§ What is needed: Can you reproduce every one of the entries below character for character, keeping each line in its original order?

§ Records for processing:
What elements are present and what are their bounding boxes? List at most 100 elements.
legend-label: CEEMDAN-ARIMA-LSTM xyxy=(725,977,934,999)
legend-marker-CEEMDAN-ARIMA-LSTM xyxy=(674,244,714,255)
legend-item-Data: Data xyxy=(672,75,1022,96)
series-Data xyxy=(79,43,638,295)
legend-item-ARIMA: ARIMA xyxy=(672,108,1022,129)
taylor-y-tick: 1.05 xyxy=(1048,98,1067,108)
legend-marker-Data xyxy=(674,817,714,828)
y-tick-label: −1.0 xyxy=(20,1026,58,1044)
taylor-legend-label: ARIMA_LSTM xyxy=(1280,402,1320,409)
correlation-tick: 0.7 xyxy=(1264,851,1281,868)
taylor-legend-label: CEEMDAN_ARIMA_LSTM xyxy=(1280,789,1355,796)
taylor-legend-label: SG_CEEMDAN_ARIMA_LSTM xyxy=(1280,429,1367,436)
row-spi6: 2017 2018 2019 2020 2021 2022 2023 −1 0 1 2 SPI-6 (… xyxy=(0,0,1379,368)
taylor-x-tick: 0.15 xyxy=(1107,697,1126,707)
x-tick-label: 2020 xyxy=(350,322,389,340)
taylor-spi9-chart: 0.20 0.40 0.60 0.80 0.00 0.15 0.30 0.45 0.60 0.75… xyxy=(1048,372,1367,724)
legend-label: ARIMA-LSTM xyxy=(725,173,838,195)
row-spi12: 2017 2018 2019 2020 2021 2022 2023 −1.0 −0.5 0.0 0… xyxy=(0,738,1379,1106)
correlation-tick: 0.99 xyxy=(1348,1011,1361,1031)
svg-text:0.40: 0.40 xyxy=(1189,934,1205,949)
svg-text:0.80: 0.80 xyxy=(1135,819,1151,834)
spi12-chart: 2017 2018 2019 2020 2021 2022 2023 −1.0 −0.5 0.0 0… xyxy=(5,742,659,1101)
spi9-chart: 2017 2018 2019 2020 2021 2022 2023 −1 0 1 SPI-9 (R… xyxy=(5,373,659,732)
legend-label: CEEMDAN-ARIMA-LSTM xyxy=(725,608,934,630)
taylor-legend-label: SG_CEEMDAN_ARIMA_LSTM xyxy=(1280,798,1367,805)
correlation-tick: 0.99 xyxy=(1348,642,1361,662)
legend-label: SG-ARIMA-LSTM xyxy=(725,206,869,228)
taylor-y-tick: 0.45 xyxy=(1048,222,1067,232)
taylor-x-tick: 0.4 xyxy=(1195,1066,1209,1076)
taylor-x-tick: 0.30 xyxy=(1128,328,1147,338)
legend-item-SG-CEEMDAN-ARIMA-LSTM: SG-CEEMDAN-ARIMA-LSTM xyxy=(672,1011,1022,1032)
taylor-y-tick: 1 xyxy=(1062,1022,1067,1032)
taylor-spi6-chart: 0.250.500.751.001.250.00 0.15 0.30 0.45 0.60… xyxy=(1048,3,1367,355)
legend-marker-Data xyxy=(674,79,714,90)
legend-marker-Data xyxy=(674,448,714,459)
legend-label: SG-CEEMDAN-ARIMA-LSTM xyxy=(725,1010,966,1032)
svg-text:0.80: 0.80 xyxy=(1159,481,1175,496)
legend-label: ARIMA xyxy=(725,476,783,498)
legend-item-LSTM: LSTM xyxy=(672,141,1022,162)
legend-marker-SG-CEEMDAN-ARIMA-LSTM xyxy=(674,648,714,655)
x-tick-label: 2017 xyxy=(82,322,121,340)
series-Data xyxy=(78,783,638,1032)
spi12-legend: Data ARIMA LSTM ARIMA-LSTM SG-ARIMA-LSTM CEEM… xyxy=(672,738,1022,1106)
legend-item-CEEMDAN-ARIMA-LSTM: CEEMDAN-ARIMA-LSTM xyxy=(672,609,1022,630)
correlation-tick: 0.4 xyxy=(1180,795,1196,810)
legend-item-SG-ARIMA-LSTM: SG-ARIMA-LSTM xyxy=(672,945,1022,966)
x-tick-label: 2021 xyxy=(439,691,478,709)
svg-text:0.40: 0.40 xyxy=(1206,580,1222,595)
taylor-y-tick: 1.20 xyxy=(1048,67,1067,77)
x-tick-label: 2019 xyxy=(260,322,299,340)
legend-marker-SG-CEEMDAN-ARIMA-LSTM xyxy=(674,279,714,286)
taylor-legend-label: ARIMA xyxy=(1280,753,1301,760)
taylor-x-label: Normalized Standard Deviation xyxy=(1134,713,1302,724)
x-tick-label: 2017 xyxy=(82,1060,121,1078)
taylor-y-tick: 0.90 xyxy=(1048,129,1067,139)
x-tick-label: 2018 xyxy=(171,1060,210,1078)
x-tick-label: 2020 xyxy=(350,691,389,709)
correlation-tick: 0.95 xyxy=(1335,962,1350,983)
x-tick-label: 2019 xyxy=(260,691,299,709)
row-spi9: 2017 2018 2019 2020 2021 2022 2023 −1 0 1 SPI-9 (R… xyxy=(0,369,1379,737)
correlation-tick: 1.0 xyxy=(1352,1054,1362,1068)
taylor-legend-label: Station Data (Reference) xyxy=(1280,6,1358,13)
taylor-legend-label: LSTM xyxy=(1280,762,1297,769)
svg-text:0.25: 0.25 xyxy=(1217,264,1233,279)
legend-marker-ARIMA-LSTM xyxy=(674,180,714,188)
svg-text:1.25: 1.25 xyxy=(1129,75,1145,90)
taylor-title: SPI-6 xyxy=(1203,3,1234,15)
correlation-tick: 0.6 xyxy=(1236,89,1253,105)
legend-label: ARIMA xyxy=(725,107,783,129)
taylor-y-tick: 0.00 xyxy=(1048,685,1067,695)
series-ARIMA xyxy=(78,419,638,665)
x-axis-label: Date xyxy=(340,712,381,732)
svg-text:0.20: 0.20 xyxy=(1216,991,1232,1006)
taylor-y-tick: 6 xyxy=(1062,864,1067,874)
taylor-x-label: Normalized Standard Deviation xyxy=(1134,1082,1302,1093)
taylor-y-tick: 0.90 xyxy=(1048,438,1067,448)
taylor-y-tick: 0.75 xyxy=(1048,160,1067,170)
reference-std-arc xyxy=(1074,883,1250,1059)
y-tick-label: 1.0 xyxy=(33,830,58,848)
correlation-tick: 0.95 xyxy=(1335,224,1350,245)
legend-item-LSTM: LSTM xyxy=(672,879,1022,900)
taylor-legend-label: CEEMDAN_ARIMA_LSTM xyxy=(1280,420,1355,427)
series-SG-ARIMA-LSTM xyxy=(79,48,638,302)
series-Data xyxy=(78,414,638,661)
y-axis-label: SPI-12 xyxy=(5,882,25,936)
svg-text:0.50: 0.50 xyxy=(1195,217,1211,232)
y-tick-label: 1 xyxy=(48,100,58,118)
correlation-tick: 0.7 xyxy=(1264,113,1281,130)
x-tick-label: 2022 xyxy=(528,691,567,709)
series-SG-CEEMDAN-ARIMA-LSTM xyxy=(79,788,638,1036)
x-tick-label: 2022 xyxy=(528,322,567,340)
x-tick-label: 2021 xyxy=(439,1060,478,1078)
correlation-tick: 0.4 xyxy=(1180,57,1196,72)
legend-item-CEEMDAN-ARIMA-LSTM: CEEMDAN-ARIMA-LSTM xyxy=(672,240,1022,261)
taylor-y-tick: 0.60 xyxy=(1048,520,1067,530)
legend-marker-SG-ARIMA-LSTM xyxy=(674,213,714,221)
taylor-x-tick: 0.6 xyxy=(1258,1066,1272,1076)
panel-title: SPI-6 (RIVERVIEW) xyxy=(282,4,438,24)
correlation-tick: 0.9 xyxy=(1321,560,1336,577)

§ Completed task:
What elements are present and what are their bounding boxes? List at most 100 elements.
legend-label: CEEMDAN-ARIMA-LSTM xyxy=(725,977,934,999)
legend-marker-CEEMDAN-ARIMA-LSTM xyxy=(674,244,714,255)
legend-item-Data: Data xyxy=(672,75,1022,96)
series-Data xyxy=(79,43,638,295)
legend-item-ARIMA: ARIMA xyxy=(672,108,1022,129)
taylor-y-tick: 1.05 xyxy=(1048,98,1067,108)
legend-marker-Data xyxy=(674,817,714,828)
y-tick-label: −1.0 xyxy=(20,1026,58,1044)
taylor-legend-label: ARIMA_LSTM xyxy=(1280,402,1320,409)
correlation-tick: 0.7 xyxy=(1264,851,1281,868)
taylor-legend-label: CEEMDAN_ARIMA_LSTM xyxy=(1280,789,1355,796)
taylor-legend-label: SG_CEEMDAN_ARIMA_LSTM xyxy=(1280,429,1367,436)
row-spi6: 2017 2018 2019 2020 2021 2022 2023 −1 0 1 2 SPI-6 (… xyxy=(0,0,1379,368)
taylor-x-tick: 0.15 xyxy=(1107,697,1126,707)
x-tick-label: 2020 xyxy=(350,322,389,340)
taylor-spi9-chart: 0.20 0.40 0.60 0.80 0.00 0.15 0.30 0.45 0.60 0.75… xyxy=(1048,372,1367,724)
legend-label: ARIMA-LSTM xyxy=(725,173,838,195)
row-spi12: 2017 2018 2019 2020 2021 2022 2023 −1.0 −0.5 0.0 0… xyxy=(0,738,1379,1106)
correlation-tick: 0.99 xyxy=(1348,1011,1361,1031)
svg-text:0.40: 0.40 xyxy=(1189,934,1205,949)
svg-text:0.80: 0.80 xyxy=(1135,819,1151,834)
spi12-chart: 2017 2018 2019 2020 2021 2022 2023 −1.0 −0.5 0.0 0… xyxy=(5,742,659,1101)
spi9-chart: 2017 2018 2019 2020 2021 2022 2023 −1 0 1 SPI-9 (R… xyxy=(5,373,659,732)
legend-label: CEEMDAN-ARIMA-LSTM xyxy=(725,608,934,630)
taylor-legend-label: SG_CEEMDAN_ARIMA_LSTM xyxy=(1280,798,1367,805)
correlation-tick: 0.99 xyxy=(1348,642,1361,662)
legend-label: SG-ARIMA-LSTM xyxy=(725,206,869,228)
taylor-y-tick: 0.45 xyxy=(1048,222,1067,232)
taylor-x-tick: 0.4 xyxy=(1195,1066,1209,1076)
taylor-x-tick: 0.30 xyxy=(1128,328,1147,338)
legend-item-SG-CEEMDAN-ARIMA-LSTM: SG-CEEMDAN-ARIMA-LSTM xyxy=(672,1011,1022,1032)
taylor-y-tick: 1 xyxy=(1062,1022,1067,1032)
taylor-spi6-chart: 0.250.500.751.001.250.00 0.15 0.30 0.45 0.60… xyxy=(1048,3,1367,355)
legend-marker-Data xyxy=(674,79,714,90)
legend-marker-Data xyxy=(674,448,714,459)
legend-label: SG-CEEMDAN-ARIMA-LSTM xyxy=(725,1010,966,1032)
svg-text:0.80: 0.80 xyxy=(1159,481,1175,496)
legend-label: ARIMA xyxy=(725,476,783,498)
legend-item-LSTM: LSTM xyxy=(672,141,1022,162)
legend-marker-SG-CEEMDAN-ARIMA-LSTM xyxy=(674,648,714,655)
x-tick-label: 2017 xyxy=(82,322,121,340)
series-Data xyxy=(78,783,638,1032)
spi12-legend: Data ARIMA LSTM ARIMA-LSTM SG-ARIMA-LSTM CEEM… xyxy=(672,738,1022,1106)
legend-item-CEEMDAN-ARIMA-LSTM: CEEMDAN-ARIMA-LSTM xyxy=(672,609,1022,630)
correlation-tick: 0.4 xyxy=(1180,795,1196,810)
legend-item-SG-ARIMA-LSTM: SG-ARIMA-LSTM xyxy=(672,945,1022,966)
x-tick-label: 2021 xyxy=(439,691,478,709)
svg-text:0.40: 0.40 xyxy=(1206,580,1222,595)
taylor-y-tick: 1.20 xyxy=(1048,67,1067,77)
x-tick-label: 2019 xyxy=(260,322,299,340)
legend-marker-SG-CEEMDAN-ARIMA-LSTM xyxy=(674,279,714,286)
taylor-legend-label: ARIMA xyxy=(1280,753,1301,760)
taylor-x-label: Normalized Standard Deviation xyxy=(1134,713,1302,724)
x-tick-label: 2017 xyxy=(82,1060,121,1078)
taylor-y-tick: 0.90 xyxy=(1048,129,1067,139)
x-tick-label: 2018 xyxy=(171,1060,210,1078)
x-tick-label: 2020 xyxy=(350,691,389,709)
correlation-tick: 0.95 xyxy=(1335,962,1350,983)
x-tick-label: 2019 xyxy=(260,691,299,709)
row-spi9: 2017 2018 2019 2020 2021 2022 2023 −1 0 1 SPI-9 (R… xyxy=(0,369,1379,737)
correlation-tick: 1.0 xyxy=(1352,1054,1362,1068)
taylor-legend-label: Station Data (Reference) xyxy=(1280,6,1358,13)
taylor-legend-label: LSTM xyxy=(1280,762,1297,769)
svg-text:0.25: 0.25 xyxy=(1217,264,1233,279)
legend-marker-ARIMA-LSTM xyxy=(674,180,714,188)
svg-text:1.25: 1.25 xyxy=(1129,75,1145,90)
taylor-title: SPI-6 xyxy=(1203,3,1234,15)
correlation-tick: 0.6 xyxy=(1236,89,1253,105)
legend-label: ARIMA xyxy=(725,107,783,129)
taylor-y-tick: 0.00 xyxy=(1048,685,1067,695)
series-ARIMA xyxy=(78,419,638,665)
x-axis-label: Date xyxy=(340,712,381,732)
svg-text:0.20: 0.20 xyxy=(1216,991,1232,1006)
taylor-y-tick: 6 xyxy=(1062,864,1067,874)
taylor-x-label: Normalized Standard Deviation xyxy=(1134,1082,1302,1093)
taylor-y-tick: 0.90 xyxy=(1048,438,1067,448)
taylor-y-tick: 0.75 xyxy=(1048,160,1067,170)
reference-std-arc xyxy=(1074,883,1250,1059)
y-tick-label: 1.0 xyxy=(33,830,58,848)
correlation-tick: 0.95 xyxy=(1335,224,1350,245)
legend-item-LSTM: LSTM xyxy=(672,879,1022,900)
taylor-legend-label: CEEMDAN_ARIMA_LSTM xyxy=(1280,420,1355,427)
series-SG-ARIMA-LSTM xyxy=(79,48,638,302)
series-Data xyxy=(78,414,638,661)
y-axis-label: SPI-12 xyxy=(5,882,25,936)
svg-text:0.50: 0.50 xyxy=(1195,217,1211,232)
y-tick-label: 1 xyxy=(48,100,58,118)
correlation-tick: 0.7 xyxy=(1264,113,1281,130)
x-tick-label: 2022 xyxy=(528,691,567,709)
series-SG-CEEMDAN-ARIMA-LSTM xyxy=(79,788,638,1036)
x-tick-label: 2022 xyxy=(528,322,567,340)
x-tick-label: 2021 xyxy=(439,1060,478,1078)
correlation-tick: 0.4 xyxy=(1180,57,1196,72)
legend-item-CEEMDAN-ARIMA-LSTM: CEEMDAN-ARIMA-LSTM xyxy=(672,240,1022,261)
taylor-y-tick: 0.60 xyxy=(1048,520,1067,530)
legend-marker-SG-ARIMA-LSTM xyxy=(674,213,714,221)
taylor-x-tick: 0.6 xyxy=(1258,1066,1272,1076)
panel-title: SPI-6 (RIVERVIEW) xyxy=(282,4,438,24)
correlation-tick: 0.9 xyxy=(1321,560,1336,577)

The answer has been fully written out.